→ **CHALLENGE**:
Beginning with the line containing "Serialize everything readable" and ending with the last line of the records, set down every line exactly.

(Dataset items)
******
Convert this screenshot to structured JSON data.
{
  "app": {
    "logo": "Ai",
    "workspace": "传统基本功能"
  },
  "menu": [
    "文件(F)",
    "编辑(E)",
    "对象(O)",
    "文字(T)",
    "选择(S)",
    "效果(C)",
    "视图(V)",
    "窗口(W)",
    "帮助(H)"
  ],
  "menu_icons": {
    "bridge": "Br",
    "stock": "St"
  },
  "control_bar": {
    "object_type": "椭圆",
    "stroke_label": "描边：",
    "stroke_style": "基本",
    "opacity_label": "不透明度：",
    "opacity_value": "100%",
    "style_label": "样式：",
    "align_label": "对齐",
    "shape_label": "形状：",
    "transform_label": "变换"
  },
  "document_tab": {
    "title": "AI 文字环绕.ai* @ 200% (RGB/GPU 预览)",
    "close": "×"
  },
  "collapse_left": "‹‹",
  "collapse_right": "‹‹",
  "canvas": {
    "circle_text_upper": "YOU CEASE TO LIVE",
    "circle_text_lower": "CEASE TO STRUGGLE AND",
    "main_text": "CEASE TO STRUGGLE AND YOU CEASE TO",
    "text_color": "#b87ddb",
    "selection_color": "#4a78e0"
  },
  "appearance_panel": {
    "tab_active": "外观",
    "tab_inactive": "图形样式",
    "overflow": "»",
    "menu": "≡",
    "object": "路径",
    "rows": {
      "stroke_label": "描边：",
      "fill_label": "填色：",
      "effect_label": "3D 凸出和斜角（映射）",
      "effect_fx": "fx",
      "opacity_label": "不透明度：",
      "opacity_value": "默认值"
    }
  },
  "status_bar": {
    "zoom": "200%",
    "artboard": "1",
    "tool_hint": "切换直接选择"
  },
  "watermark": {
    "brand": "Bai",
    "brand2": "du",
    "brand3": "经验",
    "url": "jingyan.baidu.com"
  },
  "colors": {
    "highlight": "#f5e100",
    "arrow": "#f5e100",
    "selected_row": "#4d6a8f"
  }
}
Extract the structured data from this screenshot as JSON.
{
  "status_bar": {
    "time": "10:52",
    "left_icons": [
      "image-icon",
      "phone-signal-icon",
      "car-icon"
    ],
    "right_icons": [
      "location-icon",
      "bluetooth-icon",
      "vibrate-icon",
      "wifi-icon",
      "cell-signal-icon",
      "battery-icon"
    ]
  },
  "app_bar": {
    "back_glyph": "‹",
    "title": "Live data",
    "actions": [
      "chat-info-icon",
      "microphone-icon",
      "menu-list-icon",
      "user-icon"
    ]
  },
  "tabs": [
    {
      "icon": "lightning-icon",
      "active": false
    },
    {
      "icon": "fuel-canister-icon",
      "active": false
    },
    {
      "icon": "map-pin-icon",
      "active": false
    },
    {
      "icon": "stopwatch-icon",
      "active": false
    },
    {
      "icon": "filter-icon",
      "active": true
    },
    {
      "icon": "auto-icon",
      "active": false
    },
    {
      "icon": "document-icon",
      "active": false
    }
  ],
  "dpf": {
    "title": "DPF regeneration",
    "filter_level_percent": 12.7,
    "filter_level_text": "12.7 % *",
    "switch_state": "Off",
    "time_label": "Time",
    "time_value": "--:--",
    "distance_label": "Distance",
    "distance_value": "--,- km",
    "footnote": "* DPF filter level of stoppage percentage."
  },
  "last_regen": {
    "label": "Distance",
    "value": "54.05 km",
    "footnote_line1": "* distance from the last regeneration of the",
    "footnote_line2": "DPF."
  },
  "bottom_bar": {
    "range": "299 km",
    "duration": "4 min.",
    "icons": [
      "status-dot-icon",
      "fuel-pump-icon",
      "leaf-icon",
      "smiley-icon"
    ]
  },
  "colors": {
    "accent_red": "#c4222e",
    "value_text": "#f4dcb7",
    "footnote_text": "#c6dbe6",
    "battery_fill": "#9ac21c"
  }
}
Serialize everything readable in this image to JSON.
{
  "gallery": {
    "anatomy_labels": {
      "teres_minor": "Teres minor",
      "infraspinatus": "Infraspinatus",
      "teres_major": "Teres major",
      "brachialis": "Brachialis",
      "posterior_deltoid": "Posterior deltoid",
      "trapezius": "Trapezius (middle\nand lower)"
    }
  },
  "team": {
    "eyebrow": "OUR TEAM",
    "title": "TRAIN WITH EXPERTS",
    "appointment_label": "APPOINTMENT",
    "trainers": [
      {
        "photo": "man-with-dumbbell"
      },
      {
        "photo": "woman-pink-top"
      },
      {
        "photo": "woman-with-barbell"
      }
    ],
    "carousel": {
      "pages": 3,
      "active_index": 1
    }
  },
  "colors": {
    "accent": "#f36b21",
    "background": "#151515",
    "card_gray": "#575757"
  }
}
******
→ **RESPONSE**:
Serialize everything readable in this image to JSON.
{
  "gallery": {
    "anatomy_labels": {
      "teres_minor": "Teres minor",
      "infraspinatus": "Infraspinatus",
      "teres_major": "Teres major",
      "brachialis": "Brachialis",
      "posterior_deltoid": "Posterior deltoid",
      "trapezius": "Trapezius (middle\nand lower)"
    }
  },
  "team": {
    "eyebrow": "OUR TEAM",
    "title": "TRAIN WITH EXPERTS",
    "appointment_label": "APPOINTMENT",
    "trainers": [
      {
        "photo": "man-with-dumbbell"
      },
      {
        "photo": "woman-pink-top"
      },
      {
        "photo": "woman-with-barbell"
      }
    ],
    "carousel": {
      "pages": 3,
      "active_index": 1
    }
  },
  "colors": {
    "accent": "#f36b21",
    "background": "#151515",
    "card_gray": "#575757"
  }
}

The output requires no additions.